Make a tally of the lines in the records that include the string "Enables", and give only that number.

▽

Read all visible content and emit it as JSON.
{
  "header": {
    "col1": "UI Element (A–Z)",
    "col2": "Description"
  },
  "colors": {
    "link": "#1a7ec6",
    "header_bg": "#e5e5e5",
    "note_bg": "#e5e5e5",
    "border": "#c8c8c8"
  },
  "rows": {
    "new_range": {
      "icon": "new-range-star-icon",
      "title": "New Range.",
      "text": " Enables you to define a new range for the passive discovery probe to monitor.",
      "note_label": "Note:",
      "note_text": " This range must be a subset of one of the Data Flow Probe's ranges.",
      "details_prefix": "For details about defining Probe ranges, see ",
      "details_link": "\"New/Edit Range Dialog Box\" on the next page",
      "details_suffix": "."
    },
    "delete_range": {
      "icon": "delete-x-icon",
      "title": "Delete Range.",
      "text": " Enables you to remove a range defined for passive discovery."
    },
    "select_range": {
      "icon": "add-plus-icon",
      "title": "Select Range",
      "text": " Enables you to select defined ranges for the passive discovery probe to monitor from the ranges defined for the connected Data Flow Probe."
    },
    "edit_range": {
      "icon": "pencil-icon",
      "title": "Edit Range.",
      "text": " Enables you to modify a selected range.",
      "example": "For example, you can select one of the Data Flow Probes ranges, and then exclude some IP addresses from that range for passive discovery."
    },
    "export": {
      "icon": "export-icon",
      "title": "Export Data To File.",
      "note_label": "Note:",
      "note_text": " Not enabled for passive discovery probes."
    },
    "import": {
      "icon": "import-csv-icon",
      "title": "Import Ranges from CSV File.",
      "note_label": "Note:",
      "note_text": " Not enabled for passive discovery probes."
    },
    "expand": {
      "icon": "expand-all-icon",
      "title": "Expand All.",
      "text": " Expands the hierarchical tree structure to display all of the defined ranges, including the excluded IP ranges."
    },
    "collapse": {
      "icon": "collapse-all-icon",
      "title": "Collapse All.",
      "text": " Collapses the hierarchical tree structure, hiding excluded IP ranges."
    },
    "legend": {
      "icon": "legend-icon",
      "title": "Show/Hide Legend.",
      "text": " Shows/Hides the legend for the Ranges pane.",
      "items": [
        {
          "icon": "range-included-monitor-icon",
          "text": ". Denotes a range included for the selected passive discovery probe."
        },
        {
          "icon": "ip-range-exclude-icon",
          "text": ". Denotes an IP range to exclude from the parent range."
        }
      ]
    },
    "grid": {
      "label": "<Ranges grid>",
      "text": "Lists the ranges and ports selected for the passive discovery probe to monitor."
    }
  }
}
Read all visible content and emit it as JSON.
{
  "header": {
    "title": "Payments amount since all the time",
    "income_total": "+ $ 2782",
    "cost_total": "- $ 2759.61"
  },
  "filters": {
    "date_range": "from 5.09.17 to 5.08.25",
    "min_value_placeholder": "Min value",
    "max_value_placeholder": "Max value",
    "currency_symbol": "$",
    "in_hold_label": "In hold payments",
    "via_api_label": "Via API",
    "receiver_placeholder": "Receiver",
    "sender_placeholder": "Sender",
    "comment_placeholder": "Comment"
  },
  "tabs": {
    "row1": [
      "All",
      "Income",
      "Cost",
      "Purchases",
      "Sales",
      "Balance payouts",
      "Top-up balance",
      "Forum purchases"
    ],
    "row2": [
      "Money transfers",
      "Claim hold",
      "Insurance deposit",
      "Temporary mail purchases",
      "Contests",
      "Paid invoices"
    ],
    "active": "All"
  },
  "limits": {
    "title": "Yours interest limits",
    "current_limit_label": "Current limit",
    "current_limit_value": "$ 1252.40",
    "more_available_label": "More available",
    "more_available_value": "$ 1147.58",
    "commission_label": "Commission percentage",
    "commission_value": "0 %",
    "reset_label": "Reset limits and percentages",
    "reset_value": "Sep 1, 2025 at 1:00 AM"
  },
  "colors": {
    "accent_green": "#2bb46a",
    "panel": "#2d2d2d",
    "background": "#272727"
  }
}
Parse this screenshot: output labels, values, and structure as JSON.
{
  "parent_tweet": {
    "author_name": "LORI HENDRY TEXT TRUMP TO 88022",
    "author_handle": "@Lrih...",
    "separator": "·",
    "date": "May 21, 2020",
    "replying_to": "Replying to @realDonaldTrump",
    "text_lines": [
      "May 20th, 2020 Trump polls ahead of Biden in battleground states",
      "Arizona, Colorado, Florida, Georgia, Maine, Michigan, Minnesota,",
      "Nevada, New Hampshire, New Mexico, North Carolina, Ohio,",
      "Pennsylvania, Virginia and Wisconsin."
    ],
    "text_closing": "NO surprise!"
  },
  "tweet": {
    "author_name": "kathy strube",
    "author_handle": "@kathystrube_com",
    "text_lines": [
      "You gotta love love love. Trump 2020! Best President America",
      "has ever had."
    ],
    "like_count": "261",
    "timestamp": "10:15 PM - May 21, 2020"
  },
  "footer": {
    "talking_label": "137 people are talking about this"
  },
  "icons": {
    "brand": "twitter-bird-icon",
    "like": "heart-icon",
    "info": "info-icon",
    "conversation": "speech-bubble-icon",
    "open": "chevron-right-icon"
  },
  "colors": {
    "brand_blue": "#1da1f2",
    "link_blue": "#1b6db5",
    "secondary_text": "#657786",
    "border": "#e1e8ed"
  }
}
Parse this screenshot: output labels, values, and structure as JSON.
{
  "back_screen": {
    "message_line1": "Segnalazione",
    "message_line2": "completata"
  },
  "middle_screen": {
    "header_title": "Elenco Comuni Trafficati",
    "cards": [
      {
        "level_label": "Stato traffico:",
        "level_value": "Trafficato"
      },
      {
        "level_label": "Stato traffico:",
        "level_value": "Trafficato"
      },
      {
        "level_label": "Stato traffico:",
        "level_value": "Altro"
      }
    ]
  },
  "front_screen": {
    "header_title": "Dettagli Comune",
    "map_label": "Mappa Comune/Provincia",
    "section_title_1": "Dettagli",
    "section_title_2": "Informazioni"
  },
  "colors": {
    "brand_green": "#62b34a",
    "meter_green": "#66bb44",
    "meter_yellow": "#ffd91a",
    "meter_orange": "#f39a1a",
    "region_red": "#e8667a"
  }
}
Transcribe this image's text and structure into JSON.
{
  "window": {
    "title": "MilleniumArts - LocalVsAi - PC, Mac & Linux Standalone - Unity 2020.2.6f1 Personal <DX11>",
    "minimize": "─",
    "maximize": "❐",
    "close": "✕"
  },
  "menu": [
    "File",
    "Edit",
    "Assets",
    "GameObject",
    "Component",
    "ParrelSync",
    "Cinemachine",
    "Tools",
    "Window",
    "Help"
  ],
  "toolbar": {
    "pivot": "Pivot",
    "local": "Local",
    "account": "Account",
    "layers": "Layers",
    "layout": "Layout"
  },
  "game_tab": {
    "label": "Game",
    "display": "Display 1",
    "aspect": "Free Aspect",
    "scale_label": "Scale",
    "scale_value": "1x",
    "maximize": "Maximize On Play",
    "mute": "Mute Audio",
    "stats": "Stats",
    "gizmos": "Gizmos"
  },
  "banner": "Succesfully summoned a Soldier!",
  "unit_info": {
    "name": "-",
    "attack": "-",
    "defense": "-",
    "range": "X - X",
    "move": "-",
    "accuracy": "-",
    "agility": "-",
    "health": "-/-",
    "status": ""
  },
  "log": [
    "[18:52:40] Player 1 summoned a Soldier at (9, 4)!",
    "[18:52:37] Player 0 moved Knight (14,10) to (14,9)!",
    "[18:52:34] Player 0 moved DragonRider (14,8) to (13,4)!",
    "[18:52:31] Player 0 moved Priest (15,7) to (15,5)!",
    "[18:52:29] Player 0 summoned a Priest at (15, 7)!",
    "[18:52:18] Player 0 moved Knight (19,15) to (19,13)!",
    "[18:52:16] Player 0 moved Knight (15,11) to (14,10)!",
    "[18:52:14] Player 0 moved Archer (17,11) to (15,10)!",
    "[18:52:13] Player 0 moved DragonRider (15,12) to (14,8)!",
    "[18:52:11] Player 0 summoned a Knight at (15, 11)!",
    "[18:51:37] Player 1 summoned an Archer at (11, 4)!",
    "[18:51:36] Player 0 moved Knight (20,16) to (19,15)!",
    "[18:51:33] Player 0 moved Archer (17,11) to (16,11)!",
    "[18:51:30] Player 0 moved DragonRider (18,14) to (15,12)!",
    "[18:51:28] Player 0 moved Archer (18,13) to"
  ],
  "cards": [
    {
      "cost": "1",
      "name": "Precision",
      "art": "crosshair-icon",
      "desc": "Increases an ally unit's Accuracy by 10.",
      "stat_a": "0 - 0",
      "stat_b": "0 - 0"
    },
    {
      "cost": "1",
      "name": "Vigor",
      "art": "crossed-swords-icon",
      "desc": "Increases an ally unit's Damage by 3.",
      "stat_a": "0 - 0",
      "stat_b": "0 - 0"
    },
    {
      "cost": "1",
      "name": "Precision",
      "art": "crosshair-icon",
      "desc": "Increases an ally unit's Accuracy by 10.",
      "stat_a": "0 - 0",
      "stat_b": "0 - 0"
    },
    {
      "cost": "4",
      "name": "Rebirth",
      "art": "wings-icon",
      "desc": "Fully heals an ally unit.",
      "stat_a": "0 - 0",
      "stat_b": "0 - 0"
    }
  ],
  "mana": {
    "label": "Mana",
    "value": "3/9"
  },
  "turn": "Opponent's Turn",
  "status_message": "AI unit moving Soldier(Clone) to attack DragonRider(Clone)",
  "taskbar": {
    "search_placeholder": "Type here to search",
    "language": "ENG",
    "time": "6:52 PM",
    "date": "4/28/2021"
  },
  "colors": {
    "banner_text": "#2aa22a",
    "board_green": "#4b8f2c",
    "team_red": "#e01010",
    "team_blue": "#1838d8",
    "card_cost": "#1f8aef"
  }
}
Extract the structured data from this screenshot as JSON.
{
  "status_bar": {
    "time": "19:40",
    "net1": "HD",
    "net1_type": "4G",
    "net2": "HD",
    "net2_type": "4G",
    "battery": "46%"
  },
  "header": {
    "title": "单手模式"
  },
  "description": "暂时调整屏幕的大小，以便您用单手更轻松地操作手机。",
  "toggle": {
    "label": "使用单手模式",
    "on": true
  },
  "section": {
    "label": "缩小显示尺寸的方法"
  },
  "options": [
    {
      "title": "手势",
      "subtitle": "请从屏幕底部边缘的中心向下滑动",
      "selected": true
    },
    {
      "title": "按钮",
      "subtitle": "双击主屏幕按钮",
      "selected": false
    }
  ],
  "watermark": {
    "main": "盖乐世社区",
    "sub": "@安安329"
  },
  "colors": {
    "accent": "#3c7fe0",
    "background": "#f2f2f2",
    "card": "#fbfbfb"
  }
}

△

> [Reply]
4